Exercise objective: Return all lines below containing the word "icon".

Input rows:
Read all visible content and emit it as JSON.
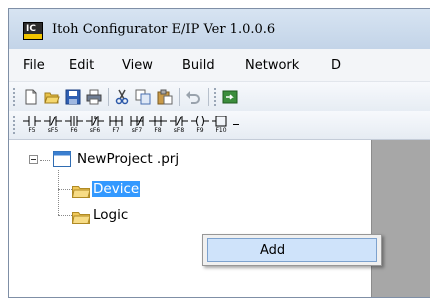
{
  "window": {
    "title": "Itoh Configurator E/IP Ver 1.0.0.6"
  },
  "menu": [
    "File",
    "Edit",
    "View",
    "Build",
    "Network",
    "D"
  ],
  "toolbar": {
    "buttons": [
      "new-file-icon",
      "open-folder-icon",
      "save-icon",
      "print-icon",
      "cut-icon",
      "copy-icon",
      "paste-icon",
      "undo-icon",
      "build-icon"
    ]
  },
  "fkeys": [
    "F5",
    "sF5",
    "F6",
    "sF6",
    "F7",
    "sF7",
    "F8",
    "sF8",
    "F9",
    "F10"
  ],
  "tree": {
    "project": "NewProject .prj",
    "children": [
      "Device",
      "Logic"
    ],
    "selected": "Device"
  },
  "context_menu": {
    "items": [
      "Add"
    ]
  },
  "colors": {
    "selection": "#3399ff",
    "menu_hover": "#cfe3fa",
    "workspace": "#a7a7a7"
  }
}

Final result:
      "new-file-icon",
      "open-folder-icon",
      "save-icon",
      "print-icon",
      "cut-icon",
      "copy-icon",
      "paste-icon",
      "undo-icon",
      "build-icon"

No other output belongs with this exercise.